▸ **What you have to do**:
Copy every line of the data in which the word "clock" occurs.

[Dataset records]
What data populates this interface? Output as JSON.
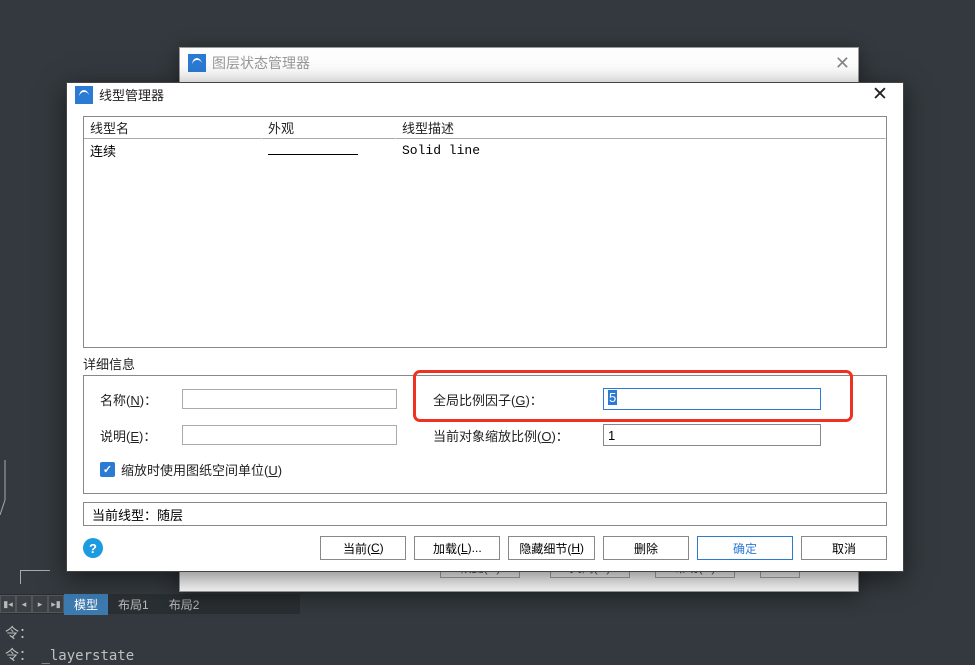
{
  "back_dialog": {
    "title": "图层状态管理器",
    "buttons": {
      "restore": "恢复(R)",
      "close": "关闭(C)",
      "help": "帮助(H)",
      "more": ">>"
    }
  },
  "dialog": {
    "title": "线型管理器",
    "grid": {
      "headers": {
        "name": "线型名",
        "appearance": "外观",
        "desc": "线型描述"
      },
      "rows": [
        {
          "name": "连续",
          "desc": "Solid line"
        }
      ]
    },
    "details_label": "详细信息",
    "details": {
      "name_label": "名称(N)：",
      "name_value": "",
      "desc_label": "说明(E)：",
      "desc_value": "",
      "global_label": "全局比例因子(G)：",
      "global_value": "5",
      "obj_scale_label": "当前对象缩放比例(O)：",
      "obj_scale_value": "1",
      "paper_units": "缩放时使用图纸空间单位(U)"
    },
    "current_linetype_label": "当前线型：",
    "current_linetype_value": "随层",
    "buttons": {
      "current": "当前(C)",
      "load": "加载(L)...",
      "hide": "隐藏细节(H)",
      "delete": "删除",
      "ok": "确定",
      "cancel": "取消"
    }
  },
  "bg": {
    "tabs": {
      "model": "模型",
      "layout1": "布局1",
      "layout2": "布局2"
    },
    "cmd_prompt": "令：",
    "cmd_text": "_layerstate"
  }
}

---

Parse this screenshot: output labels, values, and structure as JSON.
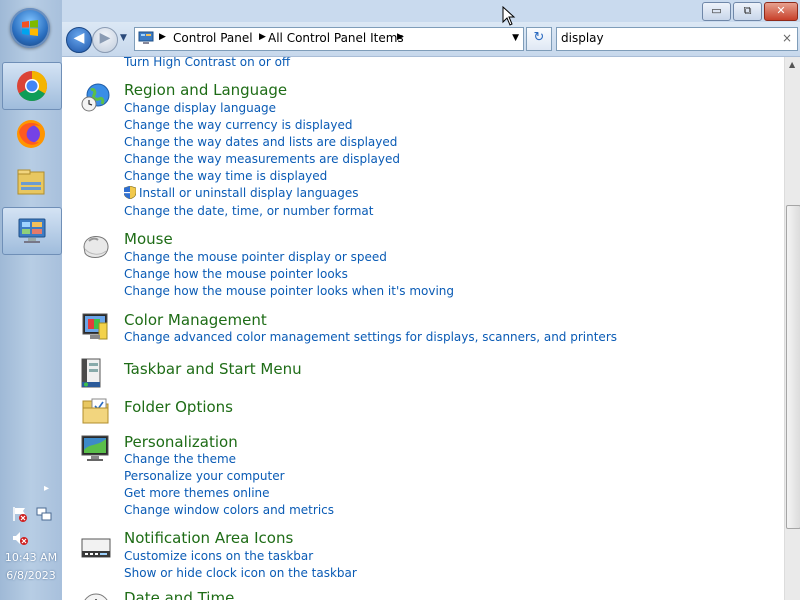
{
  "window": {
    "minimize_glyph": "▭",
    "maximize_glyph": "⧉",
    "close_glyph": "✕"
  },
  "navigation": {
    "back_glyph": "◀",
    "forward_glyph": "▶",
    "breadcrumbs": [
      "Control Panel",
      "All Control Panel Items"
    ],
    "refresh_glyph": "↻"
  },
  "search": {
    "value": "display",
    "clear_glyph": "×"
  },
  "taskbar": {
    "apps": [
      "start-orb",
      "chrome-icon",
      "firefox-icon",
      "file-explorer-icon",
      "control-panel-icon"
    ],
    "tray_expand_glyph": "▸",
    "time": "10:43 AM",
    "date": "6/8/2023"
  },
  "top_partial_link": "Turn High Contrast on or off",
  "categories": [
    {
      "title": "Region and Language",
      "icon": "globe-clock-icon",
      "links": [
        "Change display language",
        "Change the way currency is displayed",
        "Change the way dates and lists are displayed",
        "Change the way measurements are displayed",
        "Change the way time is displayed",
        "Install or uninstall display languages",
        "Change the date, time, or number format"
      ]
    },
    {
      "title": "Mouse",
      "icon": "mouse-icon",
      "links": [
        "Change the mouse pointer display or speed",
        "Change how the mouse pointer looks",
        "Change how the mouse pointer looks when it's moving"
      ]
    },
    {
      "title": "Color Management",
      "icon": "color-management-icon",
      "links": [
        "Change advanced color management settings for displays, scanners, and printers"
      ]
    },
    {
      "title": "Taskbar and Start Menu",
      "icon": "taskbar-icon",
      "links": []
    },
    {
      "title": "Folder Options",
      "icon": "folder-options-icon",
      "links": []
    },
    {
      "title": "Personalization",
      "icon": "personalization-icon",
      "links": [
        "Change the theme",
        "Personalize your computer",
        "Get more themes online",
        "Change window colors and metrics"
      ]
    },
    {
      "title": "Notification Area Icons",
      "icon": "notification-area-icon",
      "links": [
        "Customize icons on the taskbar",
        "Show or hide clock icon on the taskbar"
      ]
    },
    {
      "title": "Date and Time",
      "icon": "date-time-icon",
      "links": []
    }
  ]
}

---

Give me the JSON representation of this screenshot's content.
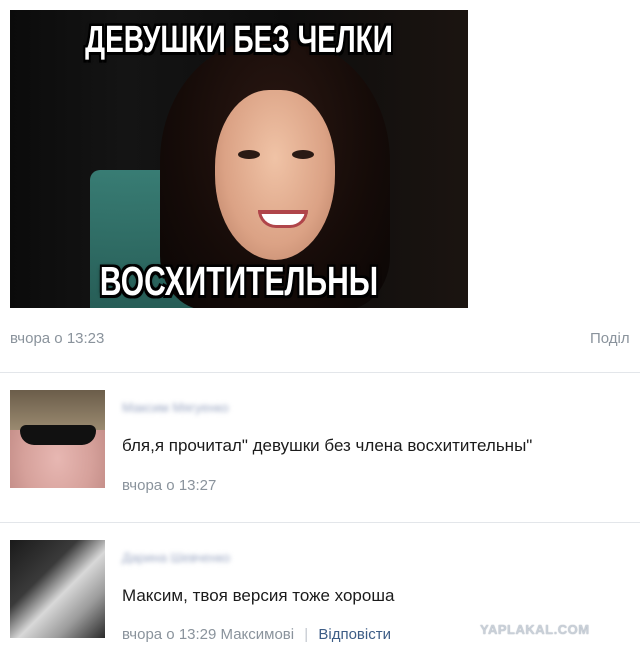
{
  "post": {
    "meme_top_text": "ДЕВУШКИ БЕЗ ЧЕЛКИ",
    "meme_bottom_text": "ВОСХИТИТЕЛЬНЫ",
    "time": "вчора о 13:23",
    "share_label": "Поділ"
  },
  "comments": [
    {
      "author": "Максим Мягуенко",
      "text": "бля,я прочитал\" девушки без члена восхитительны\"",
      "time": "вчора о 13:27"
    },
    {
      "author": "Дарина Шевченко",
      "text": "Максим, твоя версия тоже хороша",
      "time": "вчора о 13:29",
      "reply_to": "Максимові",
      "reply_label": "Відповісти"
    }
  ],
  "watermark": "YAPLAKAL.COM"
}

▸ **Reply to the exercise**:
      "icon": "globe-clock-icon",
        "Show or hide clock icon on the taskbar"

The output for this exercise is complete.